Stored entries —
....
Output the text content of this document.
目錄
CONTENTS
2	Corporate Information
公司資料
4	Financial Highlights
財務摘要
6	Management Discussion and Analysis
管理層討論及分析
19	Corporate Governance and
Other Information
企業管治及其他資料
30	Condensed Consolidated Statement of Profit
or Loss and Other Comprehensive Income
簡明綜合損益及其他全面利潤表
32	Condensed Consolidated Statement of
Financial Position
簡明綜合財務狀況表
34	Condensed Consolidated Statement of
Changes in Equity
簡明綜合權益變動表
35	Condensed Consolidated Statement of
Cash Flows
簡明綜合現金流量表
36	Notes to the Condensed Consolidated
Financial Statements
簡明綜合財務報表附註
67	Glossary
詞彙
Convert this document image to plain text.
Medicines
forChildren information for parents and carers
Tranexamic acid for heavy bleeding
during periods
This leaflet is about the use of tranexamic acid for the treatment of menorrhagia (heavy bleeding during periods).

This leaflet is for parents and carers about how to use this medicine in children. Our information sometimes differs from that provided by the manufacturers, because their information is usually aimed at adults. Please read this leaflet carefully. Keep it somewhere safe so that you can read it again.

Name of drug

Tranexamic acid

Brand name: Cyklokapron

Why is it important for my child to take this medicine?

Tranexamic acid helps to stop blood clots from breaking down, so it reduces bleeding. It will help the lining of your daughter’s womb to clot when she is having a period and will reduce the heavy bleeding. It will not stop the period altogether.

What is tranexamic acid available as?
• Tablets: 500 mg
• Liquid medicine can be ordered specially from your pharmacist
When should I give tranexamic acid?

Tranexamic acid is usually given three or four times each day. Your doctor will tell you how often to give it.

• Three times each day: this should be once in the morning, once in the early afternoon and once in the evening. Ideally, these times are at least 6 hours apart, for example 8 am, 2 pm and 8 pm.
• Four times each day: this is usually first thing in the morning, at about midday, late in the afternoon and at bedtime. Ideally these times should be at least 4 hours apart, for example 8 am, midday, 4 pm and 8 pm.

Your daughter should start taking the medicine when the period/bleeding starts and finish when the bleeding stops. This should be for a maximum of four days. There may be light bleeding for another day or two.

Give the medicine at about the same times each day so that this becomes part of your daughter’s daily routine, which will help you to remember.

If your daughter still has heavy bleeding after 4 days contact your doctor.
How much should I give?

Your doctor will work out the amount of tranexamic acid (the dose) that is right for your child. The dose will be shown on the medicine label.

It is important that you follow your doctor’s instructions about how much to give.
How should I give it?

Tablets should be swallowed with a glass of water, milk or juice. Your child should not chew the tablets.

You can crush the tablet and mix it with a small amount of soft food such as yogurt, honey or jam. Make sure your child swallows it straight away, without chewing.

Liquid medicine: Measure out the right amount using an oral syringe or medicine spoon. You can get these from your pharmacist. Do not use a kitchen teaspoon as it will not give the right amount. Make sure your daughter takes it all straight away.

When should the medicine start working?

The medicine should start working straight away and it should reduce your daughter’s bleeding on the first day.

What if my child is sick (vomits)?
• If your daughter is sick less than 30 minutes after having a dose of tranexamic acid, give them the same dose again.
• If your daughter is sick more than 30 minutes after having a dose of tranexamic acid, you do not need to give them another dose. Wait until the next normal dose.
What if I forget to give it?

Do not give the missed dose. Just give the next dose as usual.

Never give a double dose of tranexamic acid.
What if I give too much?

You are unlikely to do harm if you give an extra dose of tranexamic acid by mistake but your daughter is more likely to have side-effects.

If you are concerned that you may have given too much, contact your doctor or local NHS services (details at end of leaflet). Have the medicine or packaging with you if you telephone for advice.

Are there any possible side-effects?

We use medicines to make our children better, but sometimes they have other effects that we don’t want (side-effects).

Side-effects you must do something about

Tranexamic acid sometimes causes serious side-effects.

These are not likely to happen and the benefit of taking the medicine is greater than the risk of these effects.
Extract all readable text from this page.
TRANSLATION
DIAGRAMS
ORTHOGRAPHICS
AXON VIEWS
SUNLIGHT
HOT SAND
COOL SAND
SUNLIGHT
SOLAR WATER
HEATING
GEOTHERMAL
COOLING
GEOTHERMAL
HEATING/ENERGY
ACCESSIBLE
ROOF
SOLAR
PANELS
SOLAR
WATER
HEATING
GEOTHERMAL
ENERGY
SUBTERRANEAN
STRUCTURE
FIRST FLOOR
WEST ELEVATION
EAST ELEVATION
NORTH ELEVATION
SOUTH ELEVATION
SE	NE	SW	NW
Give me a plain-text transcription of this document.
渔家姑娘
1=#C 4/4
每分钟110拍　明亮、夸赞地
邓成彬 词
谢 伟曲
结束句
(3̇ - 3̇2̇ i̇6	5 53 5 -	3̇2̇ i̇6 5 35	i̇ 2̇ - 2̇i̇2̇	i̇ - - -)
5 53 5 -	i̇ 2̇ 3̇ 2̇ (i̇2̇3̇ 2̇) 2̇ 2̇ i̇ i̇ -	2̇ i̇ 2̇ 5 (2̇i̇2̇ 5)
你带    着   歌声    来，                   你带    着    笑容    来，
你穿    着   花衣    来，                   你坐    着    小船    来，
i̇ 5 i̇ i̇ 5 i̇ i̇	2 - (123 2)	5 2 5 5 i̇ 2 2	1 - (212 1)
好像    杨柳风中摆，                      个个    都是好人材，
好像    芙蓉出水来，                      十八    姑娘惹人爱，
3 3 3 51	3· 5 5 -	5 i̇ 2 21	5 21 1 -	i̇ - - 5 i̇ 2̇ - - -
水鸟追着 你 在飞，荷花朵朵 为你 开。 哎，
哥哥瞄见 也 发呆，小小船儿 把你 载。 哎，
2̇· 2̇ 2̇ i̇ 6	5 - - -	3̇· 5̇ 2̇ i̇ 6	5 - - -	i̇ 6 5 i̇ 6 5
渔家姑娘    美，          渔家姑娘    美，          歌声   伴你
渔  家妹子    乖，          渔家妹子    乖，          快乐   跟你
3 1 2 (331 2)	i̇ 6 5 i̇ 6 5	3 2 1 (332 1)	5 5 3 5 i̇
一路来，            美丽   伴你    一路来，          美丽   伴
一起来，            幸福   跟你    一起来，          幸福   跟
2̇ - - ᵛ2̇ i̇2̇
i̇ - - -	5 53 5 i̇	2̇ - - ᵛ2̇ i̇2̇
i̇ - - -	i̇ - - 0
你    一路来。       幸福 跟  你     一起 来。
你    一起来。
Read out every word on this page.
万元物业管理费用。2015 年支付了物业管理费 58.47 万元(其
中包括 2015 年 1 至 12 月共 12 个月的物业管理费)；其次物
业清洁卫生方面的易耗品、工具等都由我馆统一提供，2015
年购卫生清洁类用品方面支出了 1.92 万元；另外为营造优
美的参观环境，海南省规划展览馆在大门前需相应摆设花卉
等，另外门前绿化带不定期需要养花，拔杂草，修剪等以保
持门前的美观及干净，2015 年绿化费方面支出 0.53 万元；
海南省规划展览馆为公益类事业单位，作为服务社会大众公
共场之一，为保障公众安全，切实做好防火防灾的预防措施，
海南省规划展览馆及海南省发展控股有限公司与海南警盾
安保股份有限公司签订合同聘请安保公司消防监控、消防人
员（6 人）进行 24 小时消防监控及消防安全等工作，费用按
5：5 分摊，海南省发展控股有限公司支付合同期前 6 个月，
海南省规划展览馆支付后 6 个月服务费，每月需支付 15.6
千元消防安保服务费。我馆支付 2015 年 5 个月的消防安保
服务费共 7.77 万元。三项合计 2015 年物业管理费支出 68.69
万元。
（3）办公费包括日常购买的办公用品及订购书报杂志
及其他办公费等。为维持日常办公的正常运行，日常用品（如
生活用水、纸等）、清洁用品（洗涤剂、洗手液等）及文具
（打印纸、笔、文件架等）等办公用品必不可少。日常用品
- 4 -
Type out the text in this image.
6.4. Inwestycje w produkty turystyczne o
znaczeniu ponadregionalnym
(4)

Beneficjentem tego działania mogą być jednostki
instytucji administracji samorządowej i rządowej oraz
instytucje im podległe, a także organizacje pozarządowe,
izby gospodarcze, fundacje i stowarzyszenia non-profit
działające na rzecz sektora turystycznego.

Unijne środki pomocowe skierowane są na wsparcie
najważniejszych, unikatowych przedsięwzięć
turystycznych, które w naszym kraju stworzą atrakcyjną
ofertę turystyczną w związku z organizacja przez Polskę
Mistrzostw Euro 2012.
....
DIRECTIONS FOR THIS TASK —
Copy out exactly the lines between the line with "Read out every word on this page." and the last line of the entries, counting both of those lines.

OUTPUT OF THE EXERCISE —
Read out every word on this page.
万元物业管理费用。2015 年支付了物业管理费 58.47 万元(其
中包括 2015 年 1 至 12 月共 12 个月的物业管理费)；其次物
业清洁卫生方面的易耗品、工具等都由我馆统一提供，2015
年购卫生清洁类用品方面支出了 1.92 万元；另外为营造优
美的参观环境，海南省规划展览馆在大门前需相应摆设花卉
等，另外门前绿化带不定期需要养花，拔杂草，修剪等以保
持门前的美观及干净，2015 年绿化费方面支出 0.53 万元；
海南省规划展览馆为公益类事业单位，作为服务社会大众公
共场之一，为保障公众安全，切实做好防火防灾的预防措施，
海南省规划展览馆及海南省发展控股有限公司与海南警盾
安保股份有限公司签订合同聘请安保公司消防监控、消防人
员（6 人）进行 24 小时消防监控及消防安全等工作，费用按
5：5 分摊，海南省发展控股有限公司支付合同期前 6 个月，
海南省规划展览馆支付后 6 个月服务费，每月需支付 15.6
千元消防安保服务费。我馆支付 2015 年 5 个月的消防安保
服务费共 7.77 万元。三项合计 2015 年物业管理费支出 68.69
万元。
（3）办公费包括日常购买的办公用品及订购书报杂志
及其他办公费等。为维持日常办公的正常运行，日常用品（如
生活用水、纸等）、清洁用品（洗涤剂、洗手液等）及文具
（打印纸、笔、文件架等）等办公用品必不可少。日常用品
- 4 -
Type out the text in this image.
6.4. Inwestycje w produkty turystyczne o
znaczeniu ponadregionalnym
(4)

Beneficjentem tego działania mogą być jednostki
instytucji administracji samorządowej i rządowej oraz
instytucje im podległe, a także organizacje pozarządowe,
izby gospodarcze, fundacje i stowarzyszenia non-profit
działające na rzecz sektora turystycznego.

Unijne środki pomocowe skierowane są na wsparcie
najważniejszych, unikatowych przedsięwzięć
turystycznych, które w naszym kraju stworzą atrakcyjną
ofertę turystyczną w związku z organizacja przez Polskę
Mistrzostw Euro 2012.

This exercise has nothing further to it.